* [EXERCISE] Can you write out all of the material below, word for word?

* [WORKING DATA]
_ _ _ _ _
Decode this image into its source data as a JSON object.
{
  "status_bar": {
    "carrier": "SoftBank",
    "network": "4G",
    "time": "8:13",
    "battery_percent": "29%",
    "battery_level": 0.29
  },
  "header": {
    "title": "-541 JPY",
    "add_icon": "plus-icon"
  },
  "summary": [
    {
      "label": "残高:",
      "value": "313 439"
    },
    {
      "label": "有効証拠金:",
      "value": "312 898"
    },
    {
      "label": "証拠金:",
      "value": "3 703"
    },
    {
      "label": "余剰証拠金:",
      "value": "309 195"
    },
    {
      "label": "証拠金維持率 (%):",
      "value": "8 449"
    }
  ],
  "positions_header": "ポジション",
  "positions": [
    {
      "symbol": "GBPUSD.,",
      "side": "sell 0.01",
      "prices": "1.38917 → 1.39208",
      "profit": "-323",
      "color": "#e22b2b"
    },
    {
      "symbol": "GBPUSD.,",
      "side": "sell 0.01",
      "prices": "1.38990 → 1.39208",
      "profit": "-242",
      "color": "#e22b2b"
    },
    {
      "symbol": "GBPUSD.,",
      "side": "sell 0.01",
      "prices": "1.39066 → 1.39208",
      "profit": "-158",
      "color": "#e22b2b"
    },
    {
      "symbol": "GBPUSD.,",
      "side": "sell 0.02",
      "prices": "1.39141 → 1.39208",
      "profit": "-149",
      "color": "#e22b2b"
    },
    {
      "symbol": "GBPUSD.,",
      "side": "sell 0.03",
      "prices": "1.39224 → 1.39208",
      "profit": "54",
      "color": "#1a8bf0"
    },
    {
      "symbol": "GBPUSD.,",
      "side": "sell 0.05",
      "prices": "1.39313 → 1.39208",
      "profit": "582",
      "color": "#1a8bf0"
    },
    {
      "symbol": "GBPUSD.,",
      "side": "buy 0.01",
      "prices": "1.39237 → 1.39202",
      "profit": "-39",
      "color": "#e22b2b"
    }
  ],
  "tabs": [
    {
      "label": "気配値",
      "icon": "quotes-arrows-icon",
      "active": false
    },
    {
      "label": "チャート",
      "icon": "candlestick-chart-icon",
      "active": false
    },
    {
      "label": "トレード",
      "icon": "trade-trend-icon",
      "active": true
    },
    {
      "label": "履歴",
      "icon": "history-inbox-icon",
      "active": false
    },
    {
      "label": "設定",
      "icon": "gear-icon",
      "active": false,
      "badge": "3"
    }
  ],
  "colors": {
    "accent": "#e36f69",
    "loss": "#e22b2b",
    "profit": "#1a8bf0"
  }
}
_ _ _ _ _
* [TASK ANSWER]
Decode this image into its source data as a JSON object.
{
  "status_bar": {
    "carrier": "SoftBank",
    "network": "4G",
    "time": "8:13",
    "battery_percent": "29%",
    "battery_level": 0.29
  },
  "header": {
    "title": "-541 JPY",
    "add_icon": "plus-icon"
  },
  "summary": [
    {
      "label": "残高:",
      "value": "313 439"
    },
    {
      "label": "有効証拠金:",
      "value": "312 898"
    },
    {
      "label": "証拠金:",
      "value": "3 703"
    },
    {
      "label": "余剰証拠金:",
      "value": "309 195"
    },
    {
      "label": "証拠金維持率 (%):",
      "value": "8 449"
    }
  ],
  "positions_header": "ポジション",
  "positions": [
    {
      "symbol": "GBPUSD.,",
      "side": "sell 0.01",
      "prices": "1.38917 → 1.39208",
      "profit": "-323",
      "color": "#e22b2b"
    },
    {
      "symbol": "GBPUSD.,",
      "side": "sell 0.01",
      "prices": "1.38990 → 1.39208",
      "profit": "-242",
      "color": "#e22b2b"
    },
    {
      "symbol": "GBPUSD.,",
      "side": "sell 0.01",
      "prices": "1.39066 → 1.39208",
      "profit": "-158",
      "color": "#e22b2b"
    },
    {
      "symbol": "GBPUSD.,",
      "side": "sell 0.02",
      "prices": "1.39141 → 1.39208",
      "profit": "-149",
      "color": "#e22b2b"
    },
    {
      "symbol": "GBPUSD.,",
      "side": "sell 0.03",
      "prices": "1.39224 → 1.39208",
      "profit": "54",
      "color": "#1a8bf0"
    },
    {
      "symbol": "GBPUSD.,",
      "side": "sell 0.05",
      "prices": "1.39313 → 1.39208",
      "profit": "582",
      "color": "#1a8bf0"
    },
    {
      "symbol": "GBPUSD.,",
      "side": "buy 0.01",
      "prices": "1.39237 → 1.39202",
      "profit": "-39",
      "color": "#e22b2b"
    }
  ],
  "tabs": [
    {
      "label": "気配値",
      "icon": "quotes-arrows-icon",
      "active": false
    },
    {
      "label": "チャート",
      "icon": "candlestick-chart-icon",
      "active": false
    },
    {
      "label": "トレード",
      "icon": "trade-trend-icon",
      "active": true
    },
    {
      "label": "履歴",
      "icon": "history-inbox-icon",
      "active": false
    },
    {
      "label": "設定",
      "icon": "gear-icon",
      "active": false,
      "badge": "3"
    }
  ],
  "colors": {
    "accent": "#e36f69",
    "loss": "#e22b2b",
    "profit": "#1a8bf0"
  }
}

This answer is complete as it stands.